Set problem —
Each line in the entries below that holds the string "page" is to be listed.

===============

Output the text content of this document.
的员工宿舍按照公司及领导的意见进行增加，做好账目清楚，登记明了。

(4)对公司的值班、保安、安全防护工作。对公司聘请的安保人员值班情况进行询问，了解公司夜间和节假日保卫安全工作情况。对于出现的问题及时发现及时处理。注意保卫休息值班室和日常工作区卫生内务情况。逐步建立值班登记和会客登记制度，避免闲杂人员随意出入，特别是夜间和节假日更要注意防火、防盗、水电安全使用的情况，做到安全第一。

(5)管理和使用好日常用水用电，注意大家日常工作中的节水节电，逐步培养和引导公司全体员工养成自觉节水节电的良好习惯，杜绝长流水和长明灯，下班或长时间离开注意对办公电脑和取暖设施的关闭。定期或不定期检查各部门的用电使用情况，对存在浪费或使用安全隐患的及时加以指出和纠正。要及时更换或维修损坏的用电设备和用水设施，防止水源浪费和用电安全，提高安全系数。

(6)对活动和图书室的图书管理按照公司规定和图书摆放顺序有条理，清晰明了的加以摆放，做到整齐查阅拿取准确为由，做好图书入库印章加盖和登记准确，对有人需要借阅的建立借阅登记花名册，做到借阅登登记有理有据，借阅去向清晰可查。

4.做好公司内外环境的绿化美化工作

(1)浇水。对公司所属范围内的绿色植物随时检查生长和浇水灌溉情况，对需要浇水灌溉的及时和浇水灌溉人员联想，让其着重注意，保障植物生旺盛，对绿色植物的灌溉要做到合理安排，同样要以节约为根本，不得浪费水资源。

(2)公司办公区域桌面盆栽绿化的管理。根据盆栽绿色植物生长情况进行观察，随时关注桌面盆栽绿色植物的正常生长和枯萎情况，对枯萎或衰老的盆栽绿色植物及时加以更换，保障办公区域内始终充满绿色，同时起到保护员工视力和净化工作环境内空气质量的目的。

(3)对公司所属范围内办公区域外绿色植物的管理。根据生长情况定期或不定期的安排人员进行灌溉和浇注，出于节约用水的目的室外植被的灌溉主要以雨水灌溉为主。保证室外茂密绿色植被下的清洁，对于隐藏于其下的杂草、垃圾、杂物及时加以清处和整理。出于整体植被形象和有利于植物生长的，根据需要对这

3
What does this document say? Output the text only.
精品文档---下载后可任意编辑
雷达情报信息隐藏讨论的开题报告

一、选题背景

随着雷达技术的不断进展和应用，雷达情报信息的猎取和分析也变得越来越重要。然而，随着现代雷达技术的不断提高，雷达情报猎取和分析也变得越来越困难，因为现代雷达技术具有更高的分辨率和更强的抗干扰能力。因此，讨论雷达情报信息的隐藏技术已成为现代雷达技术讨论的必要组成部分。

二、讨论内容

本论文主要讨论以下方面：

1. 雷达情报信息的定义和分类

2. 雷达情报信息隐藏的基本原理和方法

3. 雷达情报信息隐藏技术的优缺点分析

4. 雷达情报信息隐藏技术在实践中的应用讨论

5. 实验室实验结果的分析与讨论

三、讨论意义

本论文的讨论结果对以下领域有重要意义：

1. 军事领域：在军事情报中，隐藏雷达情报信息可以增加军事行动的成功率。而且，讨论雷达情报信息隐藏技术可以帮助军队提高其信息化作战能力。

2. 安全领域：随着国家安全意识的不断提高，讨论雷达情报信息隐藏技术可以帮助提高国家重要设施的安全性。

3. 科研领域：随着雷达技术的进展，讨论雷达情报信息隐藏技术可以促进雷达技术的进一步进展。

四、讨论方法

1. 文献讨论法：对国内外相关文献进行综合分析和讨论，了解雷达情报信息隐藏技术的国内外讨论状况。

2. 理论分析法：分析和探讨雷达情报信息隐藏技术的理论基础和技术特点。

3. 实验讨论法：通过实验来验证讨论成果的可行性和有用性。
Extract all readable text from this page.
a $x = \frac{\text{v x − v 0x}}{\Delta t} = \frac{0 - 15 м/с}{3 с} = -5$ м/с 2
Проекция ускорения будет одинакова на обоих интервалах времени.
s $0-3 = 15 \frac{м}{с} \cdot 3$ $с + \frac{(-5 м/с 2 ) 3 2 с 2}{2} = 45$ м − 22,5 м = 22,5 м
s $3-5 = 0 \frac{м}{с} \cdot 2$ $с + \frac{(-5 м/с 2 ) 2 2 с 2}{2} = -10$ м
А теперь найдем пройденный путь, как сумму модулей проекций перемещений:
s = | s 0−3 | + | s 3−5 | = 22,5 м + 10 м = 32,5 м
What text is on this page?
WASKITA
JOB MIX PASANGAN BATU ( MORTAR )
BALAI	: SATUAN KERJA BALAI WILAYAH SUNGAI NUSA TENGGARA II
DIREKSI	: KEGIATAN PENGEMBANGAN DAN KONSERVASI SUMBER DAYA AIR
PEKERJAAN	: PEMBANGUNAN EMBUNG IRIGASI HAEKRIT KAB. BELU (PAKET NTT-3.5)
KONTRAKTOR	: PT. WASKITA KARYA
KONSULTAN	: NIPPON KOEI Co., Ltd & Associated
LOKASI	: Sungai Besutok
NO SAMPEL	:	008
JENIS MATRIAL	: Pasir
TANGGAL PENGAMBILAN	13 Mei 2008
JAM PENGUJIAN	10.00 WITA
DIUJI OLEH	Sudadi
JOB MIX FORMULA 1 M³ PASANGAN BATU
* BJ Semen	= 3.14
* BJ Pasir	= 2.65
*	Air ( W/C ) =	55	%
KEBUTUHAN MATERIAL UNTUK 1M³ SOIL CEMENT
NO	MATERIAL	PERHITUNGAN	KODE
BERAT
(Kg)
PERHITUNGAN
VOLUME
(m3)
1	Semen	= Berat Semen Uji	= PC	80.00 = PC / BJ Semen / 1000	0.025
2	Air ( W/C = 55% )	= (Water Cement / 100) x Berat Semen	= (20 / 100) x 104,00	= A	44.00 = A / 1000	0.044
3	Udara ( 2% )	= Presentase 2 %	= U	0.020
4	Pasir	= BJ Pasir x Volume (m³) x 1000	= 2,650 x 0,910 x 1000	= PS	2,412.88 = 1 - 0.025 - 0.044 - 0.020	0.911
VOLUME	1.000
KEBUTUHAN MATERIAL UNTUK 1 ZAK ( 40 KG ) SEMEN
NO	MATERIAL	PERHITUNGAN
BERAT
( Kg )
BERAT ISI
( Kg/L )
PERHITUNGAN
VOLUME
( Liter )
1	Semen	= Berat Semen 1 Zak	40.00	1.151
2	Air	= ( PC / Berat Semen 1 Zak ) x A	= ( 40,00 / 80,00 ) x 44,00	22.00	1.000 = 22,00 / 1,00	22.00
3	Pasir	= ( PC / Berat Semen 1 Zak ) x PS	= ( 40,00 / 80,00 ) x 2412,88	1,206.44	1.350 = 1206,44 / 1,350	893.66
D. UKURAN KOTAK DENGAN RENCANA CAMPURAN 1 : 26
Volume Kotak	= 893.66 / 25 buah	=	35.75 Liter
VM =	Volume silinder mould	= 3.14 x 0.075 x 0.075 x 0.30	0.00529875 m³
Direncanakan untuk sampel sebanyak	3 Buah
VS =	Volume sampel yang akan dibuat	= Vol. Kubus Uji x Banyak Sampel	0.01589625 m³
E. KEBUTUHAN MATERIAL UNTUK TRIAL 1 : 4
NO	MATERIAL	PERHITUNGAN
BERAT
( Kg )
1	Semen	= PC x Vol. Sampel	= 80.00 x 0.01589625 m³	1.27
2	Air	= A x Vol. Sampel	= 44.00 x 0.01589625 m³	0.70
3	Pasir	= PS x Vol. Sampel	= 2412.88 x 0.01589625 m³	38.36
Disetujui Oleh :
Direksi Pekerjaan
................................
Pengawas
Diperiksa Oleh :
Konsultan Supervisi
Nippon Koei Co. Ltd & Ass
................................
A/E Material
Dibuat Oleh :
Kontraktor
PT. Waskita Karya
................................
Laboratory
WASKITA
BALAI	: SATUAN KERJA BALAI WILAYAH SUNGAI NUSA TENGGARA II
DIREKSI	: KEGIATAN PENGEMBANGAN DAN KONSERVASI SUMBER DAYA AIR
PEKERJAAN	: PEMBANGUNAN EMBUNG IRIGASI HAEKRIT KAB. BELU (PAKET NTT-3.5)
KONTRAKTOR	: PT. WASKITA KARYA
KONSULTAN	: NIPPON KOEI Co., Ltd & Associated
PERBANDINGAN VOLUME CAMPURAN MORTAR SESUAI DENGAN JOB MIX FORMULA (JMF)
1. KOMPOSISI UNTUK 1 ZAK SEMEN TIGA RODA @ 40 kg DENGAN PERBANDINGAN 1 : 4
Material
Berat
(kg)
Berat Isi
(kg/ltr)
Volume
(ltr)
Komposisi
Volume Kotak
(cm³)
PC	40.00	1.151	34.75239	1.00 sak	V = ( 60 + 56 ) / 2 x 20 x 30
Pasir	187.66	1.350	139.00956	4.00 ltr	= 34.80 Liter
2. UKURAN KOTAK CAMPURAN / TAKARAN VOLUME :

===============

Exercise solution —
Extract all readable text from this page.
What text is on this page?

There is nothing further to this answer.